■ Problem to solve:
Reproduce the entries in full, with no changes.

■ Task material:
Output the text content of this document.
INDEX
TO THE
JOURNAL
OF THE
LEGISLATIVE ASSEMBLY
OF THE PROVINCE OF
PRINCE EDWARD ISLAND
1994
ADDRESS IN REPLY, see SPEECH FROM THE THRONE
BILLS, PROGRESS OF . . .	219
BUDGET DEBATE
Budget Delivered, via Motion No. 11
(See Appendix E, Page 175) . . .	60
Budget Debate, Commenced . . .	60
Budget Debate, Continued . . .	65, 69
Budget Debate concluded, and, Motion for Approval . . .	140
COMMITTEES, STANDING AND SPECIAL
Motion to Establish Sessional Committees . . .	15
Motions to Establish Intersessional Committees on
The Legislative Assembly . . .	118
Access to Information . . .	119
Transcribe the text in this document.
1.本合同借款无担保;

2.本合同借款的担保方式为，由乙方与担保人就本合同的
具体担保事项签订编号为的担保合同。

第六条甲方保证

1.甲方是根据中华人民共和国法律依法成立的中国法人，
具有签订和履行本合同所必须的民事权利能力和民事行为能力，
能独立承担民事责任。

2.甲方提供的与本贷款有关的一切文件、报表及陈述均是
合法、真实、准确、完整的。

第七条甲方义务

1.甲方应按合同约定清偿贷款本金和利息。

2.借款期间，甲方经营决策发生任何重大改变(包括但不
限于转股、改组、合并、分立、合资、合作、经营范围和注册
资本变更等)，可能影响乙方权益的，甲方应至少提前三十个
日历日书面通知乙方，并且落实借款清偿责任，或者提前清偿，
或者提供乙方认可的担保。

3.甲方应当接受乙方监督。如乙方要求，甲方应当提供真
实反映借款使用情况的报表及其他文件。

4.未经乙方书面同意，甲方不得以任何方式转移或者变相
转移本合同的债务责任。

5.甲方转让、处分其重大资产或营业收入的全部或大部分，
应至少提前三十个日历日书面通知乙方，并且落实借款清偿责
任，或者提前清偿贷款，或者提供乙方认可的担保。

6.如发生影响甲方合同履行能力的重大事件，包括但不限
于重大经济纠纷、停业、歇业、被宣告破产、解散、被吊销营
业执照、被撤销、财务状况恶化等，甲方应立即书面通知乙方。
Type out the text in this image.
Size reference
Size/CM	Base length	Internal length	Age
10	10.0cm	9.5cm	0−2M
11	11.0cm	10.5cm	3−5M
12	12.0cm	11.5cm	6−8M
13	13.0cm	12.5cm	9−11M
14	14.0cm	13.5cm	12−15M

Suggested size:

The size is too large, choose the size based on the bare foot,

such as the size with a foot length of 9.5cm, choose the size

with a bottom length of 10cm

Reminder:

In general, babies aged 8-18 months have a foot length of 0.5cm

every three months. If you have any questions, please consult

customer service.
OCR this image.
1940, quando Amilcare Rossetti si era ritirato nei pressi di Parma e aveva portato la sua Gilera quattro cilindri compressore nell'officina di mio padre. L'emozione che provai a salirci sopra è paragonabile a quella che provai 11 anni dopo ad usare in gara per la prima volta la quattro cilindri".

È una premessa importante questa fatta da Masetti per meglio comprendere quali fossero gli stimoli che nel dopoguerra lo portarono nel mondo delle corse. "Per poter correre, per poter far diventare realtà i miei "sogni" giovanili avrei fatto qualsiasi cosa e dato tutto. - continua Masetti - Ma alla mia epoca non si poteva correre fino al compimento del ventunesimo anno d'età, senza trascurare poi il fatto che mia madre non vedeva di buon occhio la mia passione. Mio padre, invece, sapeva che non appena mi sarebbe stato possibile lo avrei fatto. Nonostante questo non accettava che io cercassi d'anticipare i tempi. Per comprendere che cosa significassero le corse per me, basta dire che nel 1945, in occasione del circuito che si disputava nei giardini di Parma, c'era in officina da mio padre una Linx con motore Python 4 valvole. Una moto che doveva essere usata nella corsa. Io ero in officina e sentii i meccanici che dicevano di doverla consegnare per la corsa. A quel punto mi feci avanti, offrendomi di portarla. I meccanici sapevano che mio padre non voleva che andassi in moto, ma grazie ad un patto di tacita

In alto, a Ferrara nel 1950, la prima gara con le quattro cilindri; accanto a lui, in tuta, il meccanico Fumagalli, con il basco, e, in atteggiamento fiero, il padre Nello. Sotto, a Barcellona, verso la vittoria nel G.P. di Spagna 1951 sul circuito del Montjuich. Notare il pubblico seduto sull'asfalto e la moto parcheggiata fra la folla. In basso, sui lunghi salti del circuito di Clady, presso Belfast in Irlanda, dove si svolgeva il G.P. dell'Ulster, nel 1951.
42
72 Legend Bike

■ The response:
Output the text content of this document.
INDEX
TO THE
JOURNAL
OF THE
LEGISLATIVE ASSEMBLY
OF THE PROVINCE OF
PRINCE EDWARD ISLAND
1994
ADDRESS IN REPLY, see SPEECH FROM THE THRONE
BILLS, PROGRESS OF . . .	219
BUDGET DEBATE
Budget Delivered, via Motion No. 11
(See Appendix E, Page 175) . . .	60
Budget Debate, Commenced . . .	60
Budget Debate, Continued . . .	65, 69
Budget Debate concluded, and, Motion for Approval . . .	140
COMMITTEES, STANDING AND SPECIAL
Motion to Establish Sessional Committees . . .	15
Motions to Establish Intersessional Committees on
The Legislative Assembly . . .	118
Access to Information . . .	119
Transcribe the text in this document.
1.本合同借款无担保;

2.本合同借款的担保方式为，由乙方与担保人就本合同的
具体担保事项签订编号为的担保合同。

第六条甲方保证

1.甲方是根据中华人民共和国法律依法成立的中国法人，
具有签订和履行本合同所必须的民事权利能力和民事行为能力，
能独立承担民事责任。

2.甲方提供的与本贷款有关的一切文件、报表及陈述均是
合法、真实、准确、完整的。

第七条甲方义务

1.甲方应按合同约定清偿贷款本金和利息。

2.借款期间，甲方经营决策发生任何重大改变(包括但不
限于转股、改组、合并、分立、合资、合作、经营范围和注册
资本变更等)，可能影响乙方权益的，甲方应至少提前三十个
日历日书面通知乙方，并且落实借款清偿责任，或者提前清偿，
或者提供乙方认可的担保。

3.甲方应当接受乙方监督。如乙方要求，甲方应当提供真
实反映借款使用情况的报表及其他文件。

4.未经乙方书面同意，甲方不得以任何方式转移或者变相
转移本合同的债务责任。

5.甲方转让、处分其重大资产或营业收入的全部或大部分，
应至少提前三十个日历日书面通知乙方，并且落实借款清偿责
任，或者提前清偿贷款，或者提供乙方认可的担保。

6.如发生影响甲方合同履行能力的重大事件，包括但不限
于重大经济纠纷、停业、歇业、被宣告破产、解散、被吊销营
业执照、被撤销、财务状况恶化等，甲方应立即书面通知乙方。
Type out the text in this image.
Size reference
Size/CM	Base length	Internal length	Age
10	10.0cm	9.5cm	0−2M
11	11.0cm	10.5cm	3−5M
12	12.0cm	11.5cm	6−8M
13	13.0cm	12.5cm	9−11M
14	14.0cm	13.5cm	12−15M

Suggested size:

The size is too large, choose the size based on the bare foot,

such as the size with a foot length of 9.5cm, choose the size

with a bottom length of 10cm

Reminder:

In general, babies aged 8-18 months have a foot length of 0.5cm

every three months. If you have any questions, please consult

customer service.
OCR this image.
1940, quando Amilcare Rossetti si era ritirato nei pressi di Parma e aveva portato la sua Gilera quattro cilindri compressore nell'officina di mio padre. L'emozione che provai a salirci sopra è paragonabile a quella che provai 11 anni dopo ad usare in gara per la prima volta la quattro cilindri".

È una premessa importante questa fatta da Masetti per meglio comprendere quali fossero gli stimoli che nel dopoguerra lo portarono nel mondo delle corse. "Per poter correre, per poter far diventare realtà i miei "sogni" giovanili avrei fatto qualsiasi cosa e dato tutto. - continua Masetti - Ma alla mia epoca non si poteva correre fino al compimento del ventunesimo anno d'età, senza trascurare poi il fatto che mia madre non vedeva di buon occhio la mia passione. Mio padre, invece, sapeva che non appena mi sarebbe stato possibile lo avrei fatto. Nonostante questo non accettava che io cercassi d'anticipare i tempi. Per comprendere che cosa significassero le corse per me, basta dire che nel 1945, in occasione del circuito che si disputava nei giardini di Parma, c'era in officina da mio padre una Linx con motore Python 4 valvole. Una moto che doveva essere usata nella corsa. Io ero in officina e sentii i meccanici che dicevano di doverla consegnare per la corsa. A quel punto mi feci avanti, offrendomi di portarla. I meccanici sapevano che mio padre non voleva che andassi in moto, ma grazie ad un patto di tacita

In alto, a Ferrara nel 1950, la prima gara con le quattro cilindri; accanto a lui, in tuta, il meccanico Fumagalli, con il basco, e, in atteggiamento fiero, il padre Nello. Sotto, a Barcellona, verso la vittoria nel G.P. di Spagna 1951 sul circuito del Montjuich. Notare il pubblico seduto sull'asfalto e la moto parcheggiata fra la folla. In basso, sui lunghi salti del circuito di Clady, presso Belfast in Irlanda, dove si svolgeva il G.P. dell'Ulster, nel 1951.
42
72 Legend Bike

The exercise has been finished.